Sort categorical x-axis in a seaborn plot

11.3k Views Asked by At

I am trying to plot the top 30 percent values in a data frame using a seaborn scatter plot as shown below.

enter image description here

The reproducible code for the same plot:

import seaborn as sns

df = sns.load_dataset('iris')

#function to return top 30 percent values in a dataframe.
def extract_top(df):
    n = int(0.3*len(df))
    top = df.sort_values('sepal_length', ascending = False).head(n)

    return top

#storing the top values
top = extract_top(df)

#plotting
sns.scatterplot(data = top,
                x='species', y='sepal_length', 
                color = 'black',
                s = 100,
                marker = 'x',)

Here, I want sort the x-axis in order = ['virginica','setosa','versicolor']. When I tried to use order as one of the parameter in sns.scatterplot(), it returned an error AttributeError: 'PathCollection' object has no property 'order'. What is the right way to do it?

Please note: In the dataframe, setosa is also a category in species, however, in the top 30% values non of its value is falling. Hence, that label is not shown in the example output from the reproducible code at the top. But I want even that label in the x-axis as well in the given order as shown below:

enter image description here

3

There are 3 best solutions below

2
On BEST ANSWER

scatterplot() is not the correct tool for the job. Since you have a categorical axis you want to use stripplot() and not scatterplot(). See the difference between relational and categorical plots here https://seaborn.pydata.org/api.html

sns.stripplot(data = top,
              x='species', y='sepal_length', 
              order = ['virginica','setosa','versicolor'],
              color = 'black', jitter=False)
--------------------------------------------------
GIVEN REQUEST:
From the seaborn question on sorting a categorical x-axis, list every keyword argument passed to the sns.scatterplot() call in the reproducible code.

[Records contained in a dataset]
--------------------------------------------------
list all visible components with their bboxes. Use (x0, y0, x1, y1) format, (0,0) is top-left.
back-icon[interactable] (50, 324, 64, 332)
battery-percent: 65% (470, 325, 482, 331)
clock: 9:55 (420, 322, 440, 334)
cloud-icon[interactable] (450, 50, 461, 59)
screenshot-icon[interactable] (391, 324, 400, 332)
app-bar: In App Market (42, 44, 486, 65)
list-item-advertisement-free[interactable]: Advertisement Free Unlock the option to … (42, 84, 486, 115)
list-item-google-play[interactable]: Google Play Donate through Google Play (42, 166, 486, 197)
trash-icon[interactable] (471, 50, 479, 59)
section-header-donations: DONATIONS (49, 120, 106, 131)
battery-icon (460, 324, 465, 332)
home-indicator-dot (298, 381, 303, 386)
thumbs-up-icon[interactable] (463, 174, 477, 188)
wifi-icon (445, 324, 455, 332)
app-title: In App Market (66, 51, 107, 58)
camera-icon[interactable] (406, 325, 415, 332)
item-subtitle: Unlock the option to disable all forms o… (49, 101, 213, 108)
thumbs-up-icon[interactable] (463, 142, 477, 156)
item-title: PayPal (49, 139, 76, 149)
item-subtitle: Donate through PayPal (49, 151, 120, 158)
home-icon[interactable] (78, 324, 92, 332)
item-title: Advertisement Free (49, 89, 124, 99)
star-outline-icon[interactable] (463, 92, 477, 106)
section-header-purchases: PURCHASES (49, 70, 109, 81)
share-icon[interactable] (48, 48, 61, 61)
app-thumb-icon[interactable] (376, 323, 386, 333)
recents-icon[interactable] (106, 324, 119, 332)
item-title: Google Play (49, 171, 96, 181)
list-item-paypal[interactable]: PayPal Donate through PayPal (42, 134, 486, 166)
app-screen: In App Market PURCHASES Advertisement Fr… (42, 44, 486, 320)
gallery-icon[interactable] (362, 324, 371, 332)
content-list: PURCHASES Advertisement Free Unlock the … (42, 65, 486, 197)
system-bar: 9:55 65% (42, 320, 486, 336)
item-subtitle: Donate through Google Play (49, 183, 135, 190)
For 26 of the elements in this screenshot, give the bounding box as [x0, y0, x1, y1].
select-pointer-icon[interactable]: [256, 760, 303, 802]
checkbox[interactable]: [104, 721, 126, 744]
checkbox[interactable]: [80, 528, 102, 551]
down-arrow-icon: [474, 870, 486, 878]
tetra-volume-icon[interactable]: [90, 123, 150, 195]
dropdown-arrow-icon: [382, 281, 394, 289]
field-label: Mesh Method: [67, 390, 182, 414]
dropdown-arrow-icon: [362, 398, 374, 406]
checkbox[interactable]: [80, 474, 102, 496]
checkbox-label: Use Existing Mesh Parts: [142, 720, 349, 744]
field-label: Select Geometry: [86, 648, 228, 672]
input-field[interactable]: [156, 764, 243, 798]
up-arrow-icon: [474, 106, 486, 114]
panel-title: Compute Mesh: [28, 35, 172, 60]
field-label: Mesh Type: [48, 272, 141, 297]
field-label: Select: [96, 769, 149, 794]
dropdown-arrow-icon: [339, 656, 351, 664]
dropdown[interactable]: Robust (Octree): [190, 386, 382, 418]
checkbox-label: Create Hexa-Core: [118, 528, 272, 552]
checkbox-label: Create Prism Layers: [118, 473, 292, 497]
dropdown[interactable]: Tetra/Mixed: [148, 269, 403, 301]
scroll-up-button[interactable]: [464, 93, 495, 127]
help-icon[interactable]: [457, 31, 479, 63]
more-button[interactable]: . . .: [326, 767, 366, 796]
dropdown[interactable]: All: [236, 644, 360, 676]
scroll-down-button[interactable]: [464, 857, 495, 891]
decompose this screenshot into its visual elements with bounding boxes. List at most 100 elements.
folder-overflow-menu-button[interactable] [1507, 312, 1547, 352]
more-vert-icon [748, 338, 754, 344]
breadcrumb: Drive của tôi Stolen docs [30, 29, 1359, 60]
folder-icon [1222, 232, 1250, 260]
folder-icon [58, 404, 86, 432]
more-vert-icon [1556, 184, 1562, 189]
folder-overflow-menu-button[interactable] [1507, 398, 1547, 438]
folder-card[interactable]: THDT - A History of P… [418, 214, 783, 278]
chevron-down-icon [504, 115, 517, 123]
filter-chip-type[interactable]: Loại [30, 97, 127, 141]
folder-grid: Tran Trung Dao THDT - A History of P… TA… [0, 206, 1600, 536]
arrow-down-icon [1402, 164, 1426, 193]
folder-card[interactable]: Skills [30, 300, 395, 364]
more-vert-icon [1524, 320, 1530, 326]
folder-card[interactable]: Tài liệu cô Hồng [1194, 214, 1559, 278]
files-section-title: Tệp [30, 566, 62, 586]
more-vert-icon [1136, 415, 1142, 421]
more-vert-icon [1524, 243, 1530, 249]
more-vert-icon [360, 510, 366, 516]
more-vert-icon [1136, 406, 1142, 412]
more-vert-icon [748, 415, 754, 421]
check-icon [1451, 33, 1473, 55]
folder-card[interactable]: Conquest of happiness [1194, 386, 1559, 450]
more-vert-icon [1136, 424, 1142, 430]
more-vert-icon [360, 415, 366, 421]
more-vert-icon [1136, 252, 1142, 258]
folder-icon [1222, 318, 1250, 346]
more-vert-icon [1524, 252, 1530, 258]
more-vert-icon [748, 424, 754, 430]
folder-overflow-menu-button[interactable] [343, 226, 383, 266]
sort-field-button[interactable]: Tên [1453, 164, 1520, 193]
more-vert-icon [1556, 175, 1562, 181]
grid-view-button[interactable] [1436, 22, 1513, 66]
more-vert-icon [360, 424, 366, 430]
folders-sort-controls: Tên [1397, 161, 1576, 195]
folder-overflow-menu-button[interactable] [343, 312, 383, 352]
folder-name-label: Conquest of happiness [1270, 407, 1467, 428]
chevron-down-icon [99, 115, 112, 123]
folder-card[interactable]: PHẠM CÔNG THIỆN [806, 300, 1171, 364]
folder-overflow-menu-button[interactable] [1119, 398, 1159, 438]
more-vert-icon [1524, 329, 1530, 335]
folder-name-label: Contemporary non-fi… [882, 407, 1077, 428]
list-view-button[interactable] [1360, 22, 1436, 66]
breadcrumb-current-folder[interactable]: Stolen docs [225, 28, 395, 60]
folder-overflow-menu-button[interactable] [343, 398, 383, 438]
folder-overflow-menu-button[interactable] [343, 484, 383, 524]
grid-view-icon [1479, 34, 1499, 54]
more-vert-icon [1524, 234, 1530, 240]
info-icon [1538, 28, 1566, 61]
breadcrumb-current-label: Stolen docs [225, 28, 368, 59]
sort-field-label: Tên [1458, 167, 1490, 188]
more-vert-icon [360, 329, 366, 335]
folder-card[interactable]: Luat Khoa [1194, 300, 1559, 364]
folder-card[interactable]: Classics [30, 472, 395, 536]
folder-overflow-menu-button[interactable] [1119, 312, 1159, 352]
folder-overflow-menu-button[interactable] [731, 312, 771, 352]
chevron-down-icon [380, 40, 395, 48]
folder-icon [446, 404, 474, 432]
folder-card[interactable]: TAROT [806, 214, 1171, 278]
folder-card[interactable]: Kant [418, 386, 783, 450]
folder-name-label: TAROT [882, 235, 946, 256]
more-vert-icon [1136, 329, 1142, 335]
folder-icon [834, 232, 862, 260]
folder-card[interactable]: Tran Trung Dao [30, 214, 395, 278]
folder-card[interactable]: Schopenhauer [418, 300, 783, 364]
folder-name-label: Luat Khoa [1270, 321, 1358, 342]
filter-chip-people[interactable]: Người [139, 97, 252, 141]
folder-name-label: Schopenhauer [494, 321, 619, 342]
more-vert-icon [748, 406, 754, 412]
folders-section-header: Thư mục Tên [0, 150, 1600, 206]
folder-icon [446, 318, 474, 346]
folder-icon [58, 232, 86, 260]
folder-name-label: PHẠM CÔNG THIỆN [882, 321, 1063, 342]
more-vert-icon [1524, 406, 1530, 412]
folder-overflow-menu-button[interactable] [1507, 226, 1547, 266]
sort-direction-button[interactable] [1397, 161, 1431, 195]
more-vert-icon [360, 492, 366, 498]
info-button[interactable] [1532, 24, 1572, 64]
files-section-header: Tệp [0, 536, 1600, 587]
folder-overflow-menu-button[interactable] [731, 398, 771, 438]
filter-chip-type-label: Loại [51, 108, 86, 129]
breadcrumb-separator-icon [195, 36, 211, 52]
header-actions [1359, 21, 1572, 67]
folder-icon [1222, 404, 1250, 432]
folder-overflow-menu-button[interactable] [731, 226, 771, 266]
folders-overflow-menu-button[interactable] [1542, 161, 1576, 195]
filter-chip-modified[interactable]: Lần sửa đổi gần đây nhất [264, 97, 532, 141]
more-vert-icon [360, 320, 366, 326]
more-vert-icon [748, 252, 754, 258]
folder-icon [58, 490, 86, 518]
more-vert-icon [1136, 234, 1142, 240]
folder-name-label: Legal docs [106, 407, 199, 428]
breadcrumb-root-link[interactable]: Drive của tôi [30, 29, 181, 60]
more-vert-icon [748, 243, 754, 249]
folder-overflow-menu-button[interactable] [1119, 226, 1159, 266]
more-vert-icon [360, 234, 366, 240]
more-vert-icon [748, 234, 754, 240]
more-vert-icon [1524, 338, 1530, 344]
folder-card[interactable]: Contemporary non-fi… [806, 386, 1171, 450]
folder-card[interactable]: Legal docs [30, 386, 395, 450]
--------------------------------------------------
RESULT FOR THIS TASK:
data, x, y, color, s, marker